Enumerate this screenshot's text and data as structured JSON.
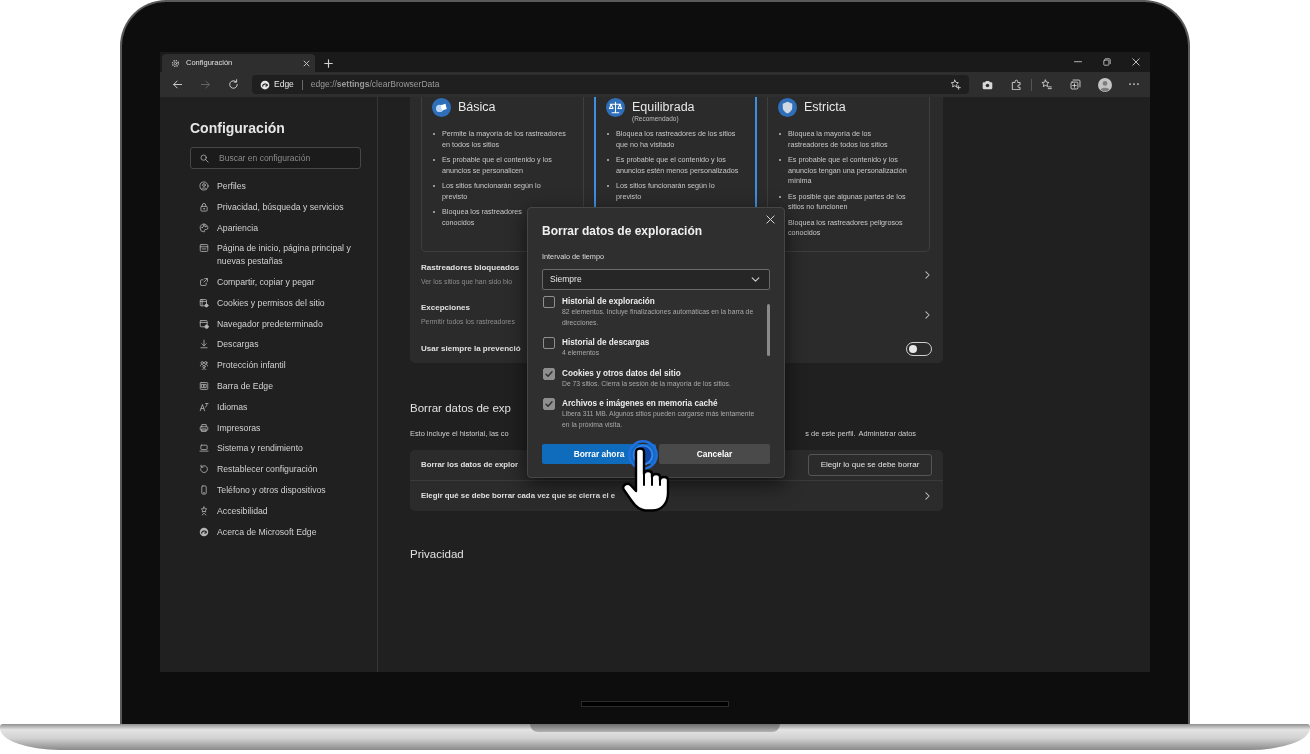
{
  "browser": {
    "tab": {
      "title": "Configuración"
    },
    "nav_buttons": [
      {
        "kind": "back",
        "disabled": false
      },
      {
        "kind": "forward",
        "disabled": true
      },
      {
        "kind": "refresh",
        "disabled": false
      }
    ],
    "address": {
      "label": "Edge",
      "url": "edge://**settings**/clearBrowserData"
    }
  },
  "sidebar": {
    "title": "Configuración",
    "search": {
      "placeholder": "Buscar en configuración"
    },
    "items": [
      {
        "label": "Perfiles",
        "selected": false
      },
      {
        "label": "Privacidad, búsqueda y servicios",
        "selected": false
      },
      {
        "label": "Apariencia",
        "selected": false
      },
      {
        "label": "Página de inicio, página principal y nuevas pestañas",
        "selected": false
      },
      {
        "label": "Compartir, copiar y pegar",
        "selected": false
      },
      {
        "label": "Cookies y permisos del sitio",
        "selected": false
      },
      {
        "label": "Navegador predeterminado",
        "selected": false
      },
      {
        "label": "Descargas",
        "selected": false
      },
      {
        "label": "Protección infantil",
        "selected": false
      },
      {
        "label": "Barra de Edge",
        "selected": false
      },
      {
        "label": "Idiomas",
        "selected": false
      },
      {
        "label": "Impresoras",
        "selected": false
      },
      {
        "label": "Sistema y rendimiento",
        "selected": false
      },
      {
        "label": "Restablecer configuración",
        "selected": false
      },
      {
        "label": "Teléfono y otros dispositivos",
        "selected": false
      },
      {
        "label": "Accesibilidad",
        "selected": false
      },
      {
        "label": "Acerca de Microsoft Edge",
        "selected": false
      }
    ]
  },
  "tracking_prevention": {
    "options": [
      {
        "title": "Básica",
        "selected": false,
        "bullets": [
          [
            "Permite la mayoría de los rastreadores",
            "en todos los sitios"
          ],
          [
            "Es probable que el contenido y los",
            "anuncios se personalicen"
          ],
          [
            "Los sitios funcionarán según lo",
            "previsto"
          ],
          [
            "Bloquea los rastreadores",
            "conocidos"
          ]
        ]
      },
      {
        "title": "Equilibrada",
        "subtitle": "(Recomendado)",
        "selected": true,
        "bullets": [
          [
            "Bloquea los rastreadores de los sitios",
            "que no ha visitado"
          ],
          [
            "Es probable que el contenido y los",
            "anuncios estén menos personalizados"
          ],
          [
            "Los sitios funcionarán según lo",
            "previsto"
          ]
        ]
      },
      {
        "title": "Estricta",
        "selected": false,
        "bullets": [
          [
            "Bloquea la mayoría de los",
            "rastreadores de todos los sitios"
          ],
          [
            "Es probable que el contenido y los",
            "anuncios tengan una personalización",
            "mínima"
          ],
          [
            "Es posible que algunas partes de los",
            "sitios no funcionen"
          ],
          [
            "Bloquea los rastreadores peligrosos",
            "conocidos"
          ]
        ]
      }
    ],
    "rows": [
      {
        "kind": "link",
        "title": "Rastreadores bloqueados",
        "description": "Ver los sitios que han sido blo"
      },
      {
        "kind": "link",
        "title": "Excepciones",
        "description": "Permitir todos los rastreadores"
      },
      {
        "kind": "toggle",
        "title": "Usar siempre la prevenció",
        "on": false
      }
    ]
  },
  "clear_data": {
    "heading": "Borrar datos de exp",
    "description_start": "Esto incluye el historial, las co",
    "description_end": "s de este perfil.",
    "link": "Administrar datos",
    "rows": [
      {
        "kind": "button",
        "title": "Borrar los datos de explor",
        "button": "Elegir lo que se debe borrar"
      },
      {
        "kind": "link",
        "title": "Elegir qué se debe borrar cada vez que se cierra el e"
      }
    ]
  },
  "privacy": {
    "heading": "Privacidad"
  },
  "dialog": {
    "title": "Borrar datos de exploración",
    "range_label": "Intervalo de tiempo",
    "range_value": "Siempre",
    "items": [
      {
        "title": "Historial de exploración",
        "detail": "82 elementos. Incluye finalizaciones automáticas en la barra de direcciones.",
        "checked": false
      },
      {
        "title": "Historial de descargas",
        "detail": "4 elementos",
        "checked": false
      },
      {
        "title": "Cookies y otros datos del sitio",
        "detail": "De 73 sitios. Cierra la sesión de la mayoría de los sitios.",
        "checked": true
      },
      {
        "title": "Archivos e imágenes en memoria caché",
        "detail": "Libera 311 MB. Algunos sitios pueden cargarse más lentamente en la próxima visita.",
        "checked": true
      }
    ],
    "buttons": [
      {
        "label": "Borrar ahora",
        "kind": "primary"
      },
      {
        "label": "Cancelar",
        "kind": "secondary"
      }
    ]
  }
}
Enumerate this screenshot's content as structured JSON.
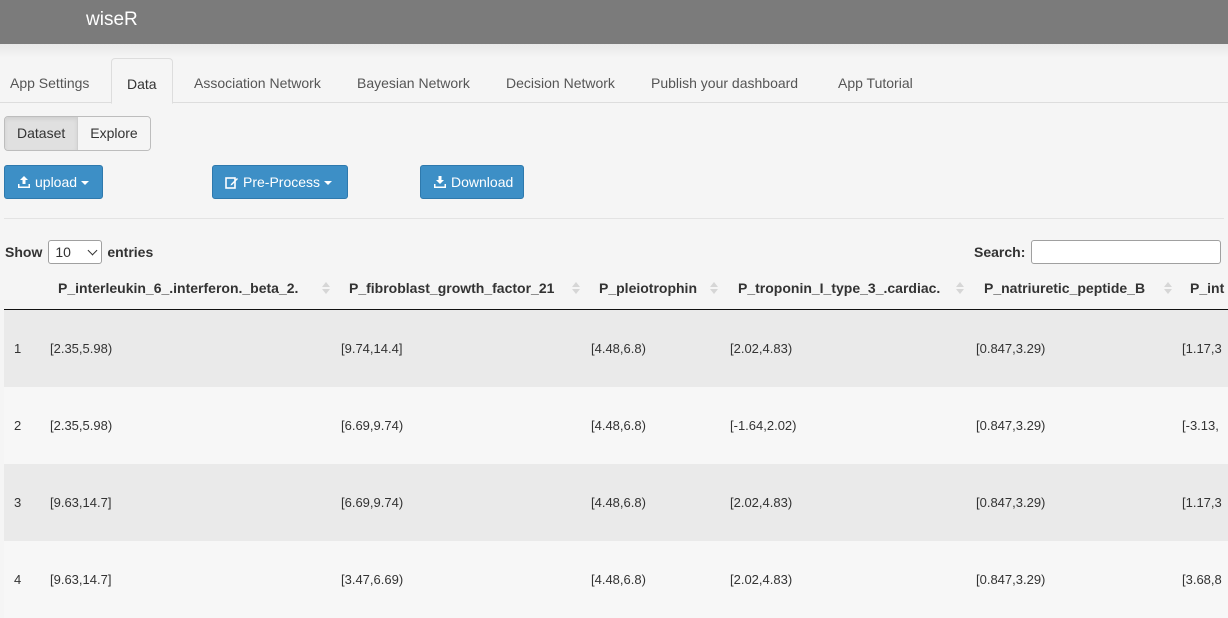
{
  "app": {
    "brand": "wiseR"
  },
  "tabs": [
    {
      "label": "App Settings"
    },
    {
      "label": "Data"
    },
    {
      "label": "Association Network"
    },
    {
      "label": "Bayesian Network"
    },
    {
      "label": "Decision Network"
    },
    {
      "label": "Publish your dashboard"
    },
    {
      "label": "App Tutorial"
    }
  ],
  "subtabs": [
    {
      "label": "Dataset"
    },
    {
      "label": "Explore"
    }
  ],
  "buttons": {
    "upload": "upload",
    "preprocess": "Pre-Process",
    "download": "Download"
  },
  "entries": {
    "show": "Show",
    "value": "10",
    "suffix": "entries"
  },
  "search": {
    "label": "Search:"
  },
  "table": {
    "columns": [
      "P_interleukin_6_.interferon._beta_2.",
      "P_fibroblast_growth_factor_21",
      "P_pleiotrophin",
      "P_troponin_I_type_3_.cardiac.",
      "P_natriuretic_peptide_B",
      "P_int"
    ],
    "rows": [
      {
        "idx": "1",
        "c1": "[2.35,5.98)",
        "c2": "[9.74,14.4]",
        "c3": "[4.48,6.8)",
        "c4": "[2.02,4.83)",
        "c5": "[0.847,3.29)",
        "c6": "[1.17,3"
      },
      {
        "idx": "2",
        "c1": "[2.35,5.98)",
        "c2": "[6.69,9.74)",
        "c3": "[4.48,6.8)",
        "c4": "[-1.64,2.02)",
        "c5": "[0.847,3.29)",
        "c6": "[-3.13,"
      },
      {
        "idx": "3",
        "c1": "[9.63,14.7]",
        "c2": "[6.69,9.74)",
        "c3": "[4.48,6.8)",
        "c4": "[2.02,4.83)",
        "c5": "[0.847,3.29)",
        "c6": "[1.17,3"
      },
      {
        "idx": "4",
        "c1": "[9.63,14.7]",
        "c2": "[3.47,6.69)",
        "c3": "[4.48,6.8)",
        "c4": "[2.02,4.83)",
        "c5": "[0.847,3.29)",
        "c6": "[3.68,8"
      }
    ]
  }
}
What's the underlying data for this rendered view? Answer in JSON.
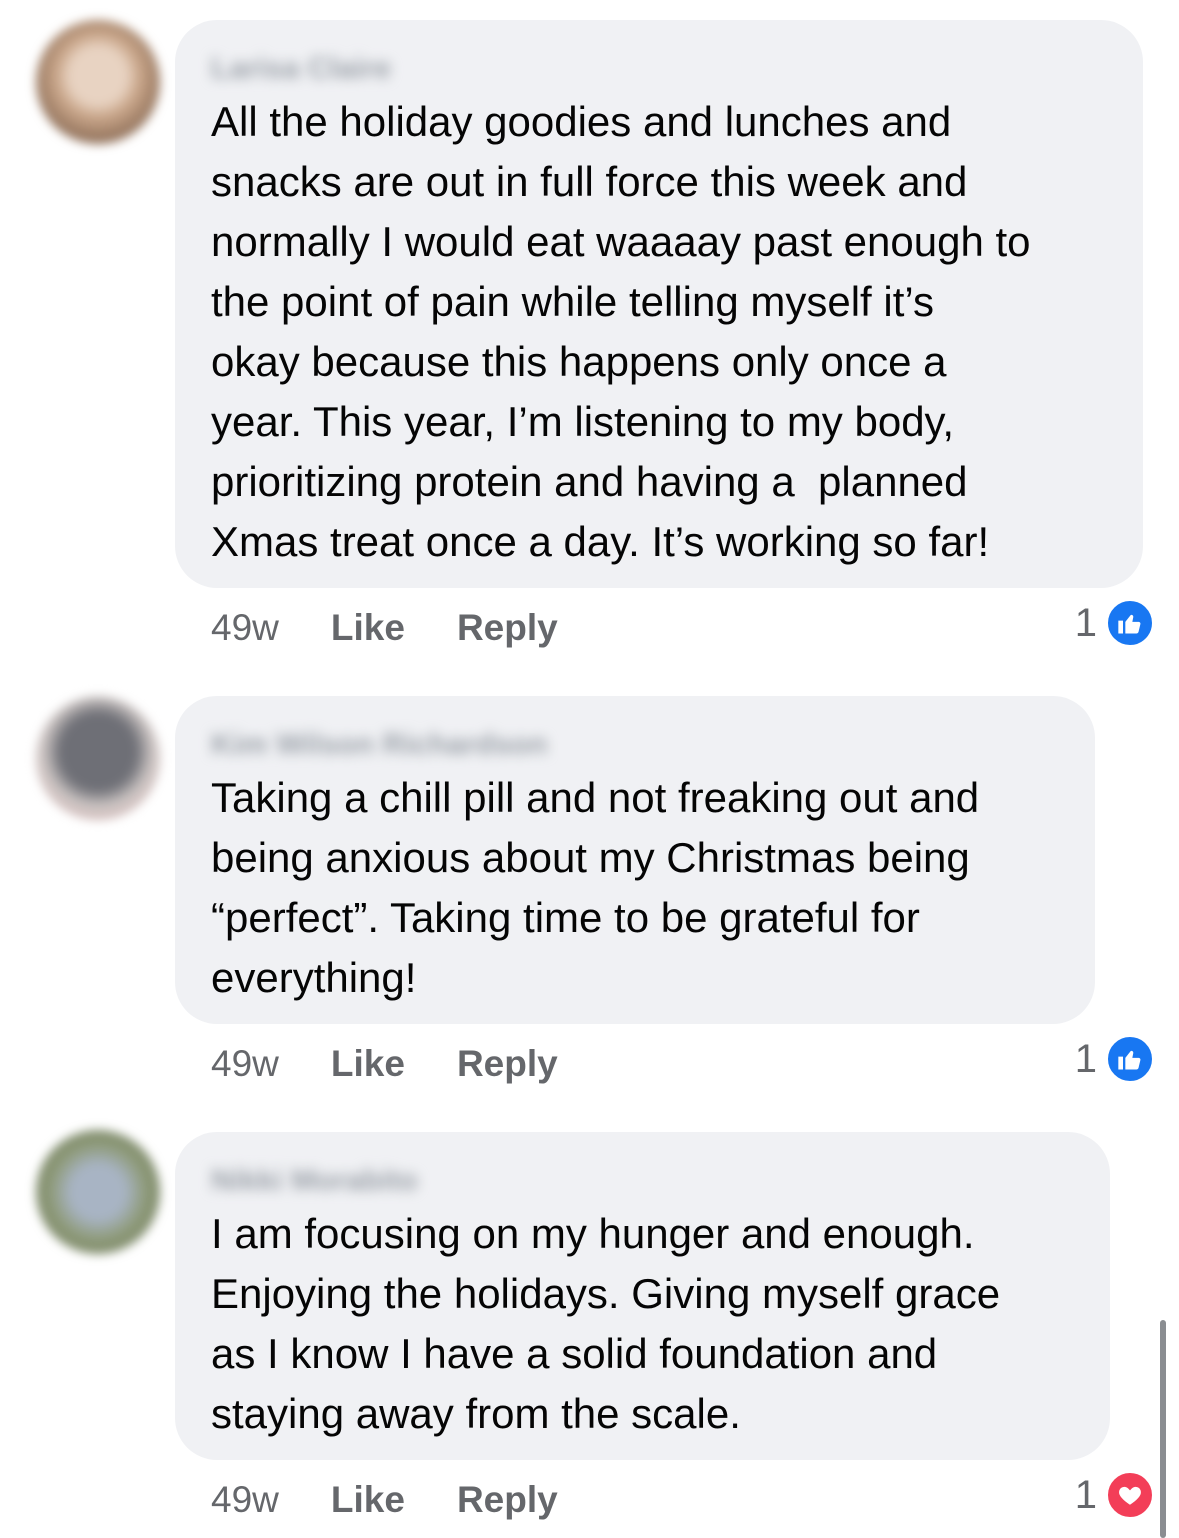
{
  "comments": [
    {
      "author": "Larisa Claire",
      "text": "All the holiday goodies and lunches and\nsnacks are out in full force this week and\nnormally I would eat waaaay past enough to\nthe point of pain while telling myself it’s\nokay because this happens only once a\nyear. This year, I’m listening to my body,\nprioritizing protein and having a  planned\nXmas treat once a day. It’s working so far!",
      "time": "49w",
      "like_label": "Like",
      "reply_label": "Reply",
      "reaction_count": "1",
      "reaction_icon": "thumbs-up-icon",
      "avatar_colors": [
        "#c9a68a",
        "#e8d3c2",
        "#8a6b55"
      ]
    },
    {
      "author": "Kim Wilson Richardson",
      "text": "Taking a chill pill and not freaking out and\nbeing anxious about my Christmas being\n“perfect”. Taking time to be grateful for\neverything!",
      "time": "49w",
      "like_label": "Like",
      "reply_label": "Reply",
      "reaction_count": "1",
      "reaction_icon": "thumbs-up-icon",
      "avatar_colors": [
        "#6e6f76",
        "#cfc8c6",
        "#d9a3a3"
      ]
    },
    {
      "author": "Nikki Morabito",
      "text": "I am focusing on my hunger and enough.\nEnjoying the holidays. Giving myself grace\nas I know I have a solid foundation and\nstaying away from the scale.",
      "time": "49w",
      "like_label": "Like",
      "reply_label": "Reply",
      "reaction_count": "1",
      "reaction_icon": "heart-icon",
      "avatar_colors": [
        "#8e9a78",
        "#a8b4c4",
        "#5f6b52"
      ]
    }
  ],
  "colors": {
    "bubble": "#f0f1f4",
    "like_blue": "#1877f2",
    "love_red": "#f33e58",
    "meta_gray": "#65676b"
  }
}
####################
● Work to complete
Go through the data and show every line where "detail" occurs.

● Output
        "detail": "82 elementos. Incluye finalizaciones automáticas en la barra de direcciones.",
        "detail": "4 elementos",
        "detail": "De 73 sitios. Cierra la sesión de la mayoría de los sitios.",
        "detail": "Libera 311 MB. Algunos sitios pueden cargarse más lentamente en la próxima visita.",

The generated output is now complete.